• YOUR INSTRUCTIONS:
Exactly how many lines have the word "items"? Answer with the bare number.

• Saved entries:
== == ==

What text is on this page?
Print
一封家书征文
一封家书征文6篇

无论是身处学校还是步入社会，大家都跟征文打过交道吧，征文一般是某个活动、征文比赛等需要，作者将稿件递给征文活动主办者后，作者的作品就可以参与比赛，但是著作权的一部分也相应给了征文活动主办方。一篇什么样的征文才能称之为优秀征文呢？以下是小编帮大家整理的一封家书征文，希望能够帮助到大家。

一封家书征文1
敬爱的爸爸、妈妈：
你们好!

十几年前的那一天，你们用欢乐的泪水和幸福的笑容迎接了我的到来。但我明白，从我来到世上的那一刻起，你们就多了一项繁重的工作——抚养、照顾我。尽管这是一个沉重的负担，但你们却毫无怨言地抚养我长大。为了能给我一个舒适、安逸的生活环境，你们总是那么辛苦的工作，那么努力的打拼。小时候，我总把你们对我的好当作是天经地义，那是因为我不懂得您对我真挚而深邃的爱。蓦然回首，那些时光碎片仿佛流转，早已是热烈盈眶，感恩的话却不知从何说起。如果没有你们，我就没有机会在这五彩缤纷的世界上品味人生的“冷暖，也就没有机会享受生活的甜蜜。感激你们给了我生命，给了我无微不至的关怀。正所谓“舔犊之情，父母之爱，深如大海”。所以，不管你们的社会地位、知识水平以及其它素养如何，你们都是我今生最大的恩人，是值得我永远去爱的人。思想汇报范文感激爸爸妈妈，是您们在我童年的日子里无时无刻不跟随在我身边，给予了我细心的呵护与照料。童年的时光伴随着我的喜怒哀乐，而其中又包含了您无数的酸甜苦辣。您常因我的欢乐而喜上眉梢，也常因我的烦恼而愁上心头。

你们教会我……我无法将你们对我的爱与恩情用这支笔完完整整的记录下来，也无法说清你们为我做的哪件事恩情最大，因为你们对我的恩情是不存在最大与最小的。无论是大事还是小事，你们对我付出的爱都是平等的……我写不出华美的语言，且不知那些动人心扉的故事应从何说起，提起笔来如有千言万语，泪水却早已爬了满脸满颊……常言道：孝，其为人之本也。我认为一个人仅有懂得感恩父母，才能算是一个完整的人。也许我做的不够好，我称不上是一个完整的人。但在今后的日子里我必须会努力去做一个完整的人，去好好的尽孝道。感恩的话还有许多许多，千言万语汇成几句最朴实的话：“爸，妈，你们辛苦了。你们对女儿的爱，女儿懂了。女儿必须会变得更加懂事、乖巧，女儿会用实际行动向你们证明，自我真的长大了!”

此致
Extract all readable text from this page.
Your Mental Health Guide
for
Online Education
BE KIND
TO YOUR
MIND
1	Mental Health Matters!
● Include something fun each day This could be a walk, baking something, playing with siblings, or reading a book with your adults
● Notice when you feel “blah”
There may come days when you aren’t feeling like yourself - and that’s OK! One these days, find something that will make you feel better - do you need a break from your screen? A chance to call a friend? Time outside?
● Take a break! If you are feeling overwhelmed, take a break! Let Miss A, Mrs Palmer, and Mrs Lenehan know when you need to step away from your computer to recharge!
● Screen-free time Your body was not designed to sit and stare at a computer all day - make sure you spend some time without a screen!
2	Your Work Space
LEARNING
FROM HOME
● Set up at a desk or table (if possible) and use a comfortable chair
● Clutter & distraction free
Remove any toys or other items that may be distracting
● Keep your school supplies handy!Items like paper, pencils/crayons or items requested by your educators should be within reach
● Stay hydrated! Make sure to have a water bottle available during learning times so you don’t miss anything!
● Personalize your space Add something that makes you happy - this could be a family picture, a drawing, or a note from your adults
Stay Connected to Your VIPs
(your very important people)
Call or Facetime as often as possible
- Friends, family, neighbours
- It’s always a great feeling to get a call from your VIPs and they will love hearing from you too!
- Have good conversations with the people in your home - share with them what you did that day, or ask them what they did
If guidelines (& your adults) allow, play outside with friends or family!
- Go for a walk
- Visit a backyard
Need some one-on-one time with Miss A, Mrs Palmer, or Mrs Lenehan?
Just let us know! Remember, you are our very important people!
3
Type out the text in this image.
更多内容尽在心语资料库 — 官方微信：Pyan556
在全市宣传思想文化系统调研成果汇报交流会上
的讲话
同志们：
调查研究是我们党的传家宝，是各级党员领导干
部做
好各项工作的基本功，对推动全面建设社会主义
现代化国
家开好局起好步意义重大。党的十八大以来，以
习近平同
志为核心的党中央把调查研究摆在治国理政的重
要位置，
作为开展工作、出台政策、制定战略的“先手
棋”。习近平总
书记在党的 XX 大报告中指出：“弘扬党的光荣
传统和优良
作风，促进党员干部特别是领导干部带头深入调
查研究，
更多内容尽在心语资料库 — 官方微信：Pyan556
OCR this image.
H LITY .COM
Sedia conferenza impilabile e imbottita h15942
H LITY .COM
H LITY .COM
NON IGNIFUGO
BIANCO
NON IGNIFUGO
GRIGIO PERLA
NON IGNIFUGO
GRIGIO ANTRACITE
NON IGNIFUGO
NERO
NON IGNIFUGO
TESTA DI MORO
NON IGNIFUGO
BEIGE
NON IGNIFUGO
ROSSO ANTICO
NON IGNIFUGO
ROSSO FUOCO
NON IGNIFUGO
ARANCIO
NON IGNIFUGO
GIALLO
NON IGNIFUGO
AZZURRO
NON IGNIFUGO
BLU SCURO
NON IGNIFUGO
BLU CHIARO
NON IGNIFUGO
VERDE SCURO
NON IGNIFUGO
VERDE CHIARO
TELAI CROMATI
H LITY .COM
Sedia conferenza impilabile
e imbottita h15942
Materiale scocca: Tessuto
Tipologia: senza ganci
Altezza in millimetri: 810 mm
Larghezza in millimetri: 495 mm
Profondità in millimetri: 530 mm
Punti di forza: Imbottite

== == ==

• RESPONSE FOR THIS EXERCISE:
2